(Saved data entries)
──────────────────────────────
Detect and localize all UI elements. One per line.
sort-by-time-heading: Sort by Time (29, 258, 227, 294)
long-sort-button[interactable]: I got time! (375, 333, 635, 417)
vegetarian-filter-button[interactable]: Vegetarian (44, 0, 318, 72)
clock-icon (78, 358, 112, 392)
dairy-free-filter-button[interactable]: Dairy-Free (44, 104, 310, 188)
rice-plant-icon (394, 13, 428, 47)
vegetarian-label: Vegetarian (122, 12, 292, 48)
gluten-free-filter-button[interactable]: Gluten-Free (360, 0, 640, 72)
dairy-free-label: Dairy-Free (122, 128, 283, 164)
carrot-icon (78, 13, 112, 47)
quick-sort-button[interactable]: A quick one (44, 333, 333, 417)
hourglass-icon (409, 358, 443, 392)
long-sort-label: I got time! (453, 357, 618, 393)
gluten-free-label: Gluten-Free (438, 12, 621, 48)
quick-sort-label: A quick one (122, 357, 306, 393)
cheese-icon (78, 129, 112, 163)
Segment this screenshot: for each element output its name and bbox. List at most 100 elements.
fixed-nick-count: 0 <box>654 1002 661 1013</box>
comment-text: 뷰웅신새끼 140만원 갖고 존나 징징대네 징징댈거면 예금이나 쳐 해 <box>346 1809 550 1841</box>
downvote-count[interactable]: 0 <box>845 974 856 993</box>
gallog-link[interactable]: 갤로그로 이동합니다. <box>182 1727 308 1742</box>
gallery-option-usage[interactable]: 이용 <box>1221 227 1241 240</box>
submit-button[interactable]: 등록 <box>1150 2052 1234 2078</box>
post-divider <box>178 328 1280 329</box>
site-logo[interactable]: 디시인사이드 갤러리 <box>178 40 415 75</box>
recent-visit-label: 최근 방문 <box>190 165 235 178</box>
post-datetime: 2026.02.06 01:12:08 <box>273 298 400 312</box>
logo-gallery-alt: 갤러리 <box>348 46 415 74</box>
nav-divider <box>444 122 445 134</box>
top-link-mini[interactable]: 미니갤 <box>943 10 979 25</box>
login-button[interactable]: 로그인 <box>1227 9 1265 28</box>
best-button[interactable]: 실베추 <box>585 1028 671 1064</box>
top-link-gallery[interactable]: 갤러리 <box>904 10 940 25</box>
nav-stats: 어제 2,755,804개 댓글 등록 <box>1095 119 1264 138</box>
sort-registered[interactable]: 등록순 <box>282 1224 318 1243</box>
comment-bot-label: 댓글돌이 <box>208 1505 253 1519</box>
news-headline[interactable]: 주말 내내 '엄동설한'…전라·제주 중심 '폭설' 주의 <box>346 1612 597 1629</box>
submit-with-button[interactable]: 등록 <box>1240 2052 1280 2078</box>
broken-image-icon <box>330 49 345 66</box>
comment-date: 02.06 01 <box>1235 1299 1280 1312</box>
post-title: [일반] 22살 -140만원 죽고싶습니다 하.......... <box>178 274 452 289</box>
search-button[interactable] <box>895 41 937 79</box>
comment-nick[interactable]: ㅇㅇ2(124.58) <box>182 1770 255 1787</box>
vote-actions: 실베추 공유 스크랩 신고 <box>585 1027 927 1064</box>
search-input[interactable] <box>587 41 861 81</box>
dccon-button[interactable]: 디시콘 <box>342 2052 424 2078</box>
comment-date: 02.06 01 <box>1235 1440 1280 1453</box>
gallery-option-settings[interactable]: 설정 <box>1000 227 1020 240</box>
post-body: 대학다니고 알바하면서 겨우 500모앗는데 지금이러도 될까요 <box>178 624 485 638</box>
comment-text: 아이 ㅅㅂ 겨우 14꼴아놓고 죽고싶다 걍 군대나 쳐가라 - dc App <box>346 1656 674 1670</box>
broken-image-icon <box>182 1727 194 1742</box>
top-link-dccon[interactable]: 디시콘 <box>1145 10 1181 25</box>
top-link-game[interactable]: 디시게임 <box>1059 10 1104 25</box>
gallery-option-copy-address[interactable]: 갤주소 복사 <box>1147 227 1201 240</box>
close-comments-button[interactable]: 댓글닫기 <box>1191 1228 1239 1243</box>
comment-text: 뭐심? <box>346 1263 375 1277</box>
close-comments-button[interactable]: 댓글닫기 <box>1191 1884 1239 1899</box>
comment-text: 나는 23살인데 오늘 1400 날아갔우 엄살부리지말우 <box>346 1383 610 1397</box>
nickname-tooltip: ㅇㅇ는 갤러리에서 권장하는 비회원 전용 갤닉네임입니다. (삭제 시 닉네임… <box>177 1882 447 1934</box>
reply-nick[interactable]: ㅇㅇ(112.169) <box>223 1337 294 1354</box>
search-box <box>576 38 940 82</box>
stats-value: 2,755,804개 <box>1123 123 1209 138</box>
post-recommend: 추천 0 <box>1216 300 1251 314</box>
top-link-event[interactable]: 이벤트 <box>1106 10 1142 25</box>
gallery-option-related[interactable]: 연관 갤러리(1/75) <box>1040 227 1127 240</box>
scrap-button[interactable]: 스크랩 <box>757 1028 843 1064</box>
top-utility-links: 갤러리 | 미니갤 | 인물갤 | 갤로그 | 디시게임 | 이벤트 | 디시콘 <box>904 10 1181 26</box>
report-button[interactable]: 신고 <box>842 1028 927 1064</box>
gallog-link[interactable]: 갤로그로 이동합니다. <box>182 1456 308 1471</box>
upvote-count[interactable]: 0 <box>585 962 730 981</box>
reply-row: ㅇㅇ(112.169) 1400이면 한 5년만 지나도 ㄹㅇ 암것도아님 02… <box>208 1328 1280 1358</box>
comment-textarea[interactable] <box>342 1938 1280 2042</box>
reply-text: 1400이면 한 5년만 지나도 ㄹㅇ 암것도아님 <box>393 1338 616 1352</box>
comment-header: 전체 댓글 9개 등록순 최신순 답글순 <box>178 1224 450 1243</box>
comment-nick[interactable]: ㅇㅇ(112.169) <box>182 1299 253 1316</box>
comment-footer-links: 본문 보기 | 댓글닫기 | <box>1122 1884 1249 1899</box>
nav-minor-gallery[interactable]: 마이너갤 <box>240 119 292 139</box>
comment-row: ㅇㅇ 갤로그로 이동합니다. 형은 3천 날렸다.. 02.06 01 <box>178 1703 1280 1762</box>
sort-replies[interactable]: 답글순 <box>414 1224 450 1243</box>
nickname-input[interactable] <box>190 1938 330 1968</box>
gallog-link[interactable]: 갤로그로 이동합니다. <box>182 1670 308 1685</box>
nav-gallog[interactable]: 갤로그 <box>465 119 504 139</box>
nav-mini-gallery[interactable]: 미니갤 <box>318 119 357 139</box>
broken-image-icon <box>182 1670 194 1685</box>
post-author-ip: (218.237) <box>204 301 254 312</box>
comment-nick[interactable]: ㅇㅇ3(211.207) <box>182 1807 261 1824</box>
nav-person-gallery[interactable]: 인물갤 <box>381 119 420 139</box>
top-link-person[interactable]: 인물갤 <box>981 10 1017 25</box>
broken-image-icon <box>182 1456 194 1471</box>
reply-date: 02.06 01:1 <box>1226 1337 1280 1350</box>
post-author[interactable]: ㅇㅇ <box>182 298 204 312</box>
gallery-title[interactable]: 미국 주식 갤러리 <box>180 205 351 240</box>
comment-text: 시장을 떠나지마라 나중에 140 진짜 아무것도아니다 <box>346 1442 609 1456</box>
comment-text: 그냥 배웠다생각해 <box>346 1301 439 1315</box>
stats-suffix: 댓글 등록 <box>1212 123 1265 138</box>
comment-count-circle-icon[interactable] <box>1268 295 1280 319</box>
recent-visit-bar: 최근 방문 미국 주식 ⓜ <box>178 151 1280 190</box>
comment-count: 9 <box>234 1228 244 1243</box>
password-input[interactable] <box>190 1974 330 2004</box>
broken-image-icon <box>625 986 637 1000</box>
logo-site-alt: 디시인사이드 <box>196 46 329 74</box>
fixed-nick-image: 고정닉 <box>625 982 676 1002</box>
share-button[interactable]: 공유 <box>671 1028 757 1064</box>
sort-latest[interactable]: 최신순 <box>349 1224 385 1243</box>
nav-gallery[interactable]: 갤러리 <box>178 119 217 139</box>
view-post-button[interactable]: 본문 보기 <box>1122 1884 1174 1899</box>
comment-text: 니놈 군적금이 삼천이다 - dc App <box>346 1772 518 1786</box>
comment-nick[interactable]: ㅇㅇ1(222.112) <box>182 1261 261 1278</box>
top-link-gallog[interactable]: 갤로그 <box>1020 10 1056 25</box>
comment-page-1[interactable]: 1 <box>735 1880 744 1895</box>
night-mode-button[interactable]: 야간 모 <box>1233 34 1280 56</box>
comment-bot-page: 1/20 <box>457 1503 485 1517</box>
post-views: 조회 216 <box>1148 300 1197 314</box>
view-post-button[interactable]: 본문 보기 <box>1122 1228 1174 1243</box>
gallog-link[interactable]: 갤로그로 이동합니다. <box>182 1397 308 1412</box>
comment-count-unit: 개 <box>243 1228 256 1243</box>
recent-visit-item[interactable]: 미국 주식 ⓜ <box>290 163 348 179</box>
──────────────────────────────
● TASK STATEMENT: Copy out the lines from the start of the entries through the line that contains "0, 318, 72)", keeping both ends and changing nothing.

● RESULT FOR THIS TASK:
Detect and localize all UI elements. One per line.
sort-by-time-heading: Sort by Time (29, 258, 227, 294)
long-sort-button[interactable]: I got time! (375, 333, 635, 417)
vegetarian-filter-button[interactable]: Vegetarian (44, 0, 318, 72)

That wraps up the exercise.